Pull out every line below that contains the word "title".

==== SUPPLIED DATA ====

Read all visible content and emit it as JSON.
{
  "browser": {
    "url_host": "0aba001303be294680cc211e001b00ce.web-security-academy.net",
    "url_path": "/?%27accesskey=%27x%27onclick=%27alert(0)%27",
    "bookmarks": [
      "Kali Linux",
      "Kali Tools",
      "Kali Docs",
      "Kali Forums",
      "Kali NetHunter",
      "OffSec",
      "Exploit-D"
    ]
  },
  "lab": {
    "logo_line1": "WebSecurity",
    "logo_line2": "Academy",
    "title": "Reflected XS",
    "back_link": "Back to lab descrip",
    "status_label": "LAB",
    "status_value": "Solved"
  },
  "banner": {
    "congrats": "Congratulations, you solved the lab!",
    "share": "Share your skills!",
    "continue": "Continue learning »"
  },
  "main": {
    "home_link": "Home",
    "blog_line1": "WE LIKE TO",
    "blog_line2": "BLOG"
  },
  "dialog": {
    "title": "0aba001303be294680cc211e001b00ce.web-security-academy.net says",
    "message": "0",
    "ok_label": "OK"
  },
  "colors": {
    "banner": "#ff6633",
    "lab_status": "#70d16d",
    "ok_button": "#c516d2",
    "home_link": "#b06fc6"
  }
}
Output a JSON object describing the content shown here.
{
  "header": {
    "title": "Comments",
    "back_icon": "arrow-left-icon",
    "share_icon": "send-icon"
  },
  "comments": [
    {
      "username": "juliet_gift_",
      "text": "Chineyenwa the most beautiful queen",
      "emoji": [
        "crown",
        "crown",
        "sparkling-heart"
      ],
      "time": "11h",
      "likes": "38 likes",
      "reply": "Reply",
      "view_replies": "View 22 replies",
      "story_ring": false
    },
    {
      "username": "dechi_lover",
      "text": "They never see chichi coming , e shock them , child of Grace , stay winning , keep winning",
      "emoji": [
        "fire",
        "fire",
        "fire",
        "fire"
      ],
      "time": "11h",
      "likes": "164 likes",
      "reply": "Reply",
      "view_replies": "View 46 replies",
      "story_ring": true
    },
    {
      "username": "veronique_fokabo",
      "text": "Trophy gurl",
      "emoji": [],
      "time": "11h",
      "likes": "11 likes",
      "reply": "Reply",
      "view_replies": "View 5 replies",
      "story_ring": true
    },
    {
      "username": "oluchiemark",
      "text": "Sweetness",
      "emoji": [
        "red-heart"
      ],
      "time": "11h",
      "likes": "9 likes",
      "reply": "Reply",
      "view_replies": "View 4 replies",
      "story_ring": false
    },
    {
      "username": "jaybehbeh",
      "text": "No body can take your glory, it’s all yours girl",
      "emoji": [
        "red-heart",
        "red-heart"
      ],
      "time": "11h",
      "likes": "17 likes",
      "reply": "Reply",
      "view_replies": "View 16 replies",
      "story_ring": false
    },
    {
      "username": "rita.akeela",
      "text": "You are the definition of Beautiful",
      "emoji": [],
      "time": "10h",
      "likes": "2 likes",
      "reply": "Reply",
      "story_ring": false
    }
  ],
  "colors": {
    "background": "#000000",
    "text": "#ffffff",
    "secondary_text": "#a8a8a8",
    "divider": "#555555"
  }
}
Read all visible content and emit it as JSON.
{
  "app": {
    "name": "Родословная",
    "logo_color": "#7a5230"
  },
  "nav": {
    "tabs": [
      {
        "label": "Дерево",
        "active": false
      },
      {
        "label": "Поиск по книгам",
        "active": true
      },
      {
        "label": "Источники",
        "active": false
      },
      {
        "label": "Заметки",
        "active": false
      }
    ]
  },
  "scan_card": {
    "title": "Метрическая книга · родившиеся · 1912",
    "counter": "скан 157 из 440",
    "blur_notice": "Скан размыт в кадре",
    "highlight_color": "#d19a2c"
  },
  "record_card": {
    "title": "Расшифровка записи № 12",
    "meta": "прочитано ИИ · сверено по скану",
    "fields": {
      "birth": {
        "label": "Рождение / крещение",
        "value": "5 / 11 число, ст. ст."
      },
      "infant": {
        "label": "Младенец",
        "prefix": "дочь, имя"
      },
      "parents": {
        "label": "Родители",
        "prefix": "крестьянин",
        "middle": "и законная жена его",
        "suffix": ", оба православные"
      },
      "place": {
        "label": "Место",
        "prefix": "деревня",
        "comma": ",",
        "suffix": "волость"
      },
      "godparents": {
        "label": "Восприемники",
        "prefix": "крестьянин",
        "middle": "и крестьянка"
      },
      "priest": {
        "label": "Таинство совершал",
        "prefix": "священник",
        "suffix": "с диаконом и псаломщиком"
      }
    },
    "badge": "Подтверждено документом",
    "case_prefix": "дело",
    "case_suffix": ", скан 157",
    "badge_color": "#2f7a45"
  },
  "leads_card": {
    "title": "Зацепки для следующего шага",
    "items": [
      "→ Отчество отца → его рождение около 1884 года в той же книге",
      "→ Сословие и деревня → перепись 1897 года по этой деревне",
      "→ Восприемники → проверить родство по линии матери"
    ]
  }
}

====

* _EXERCISE RESPONSE_:
    "title": "Reflected XS",
    "title": "0aba001303be294680cc211e001b00ce.web-security-academy.net says",
    "title": "Comments",
    "title": "Метрическая книга · родившиеся · 1912",
    "title": "Расшифровка записи № 12",
    "title": "Зацепки для следующего шага",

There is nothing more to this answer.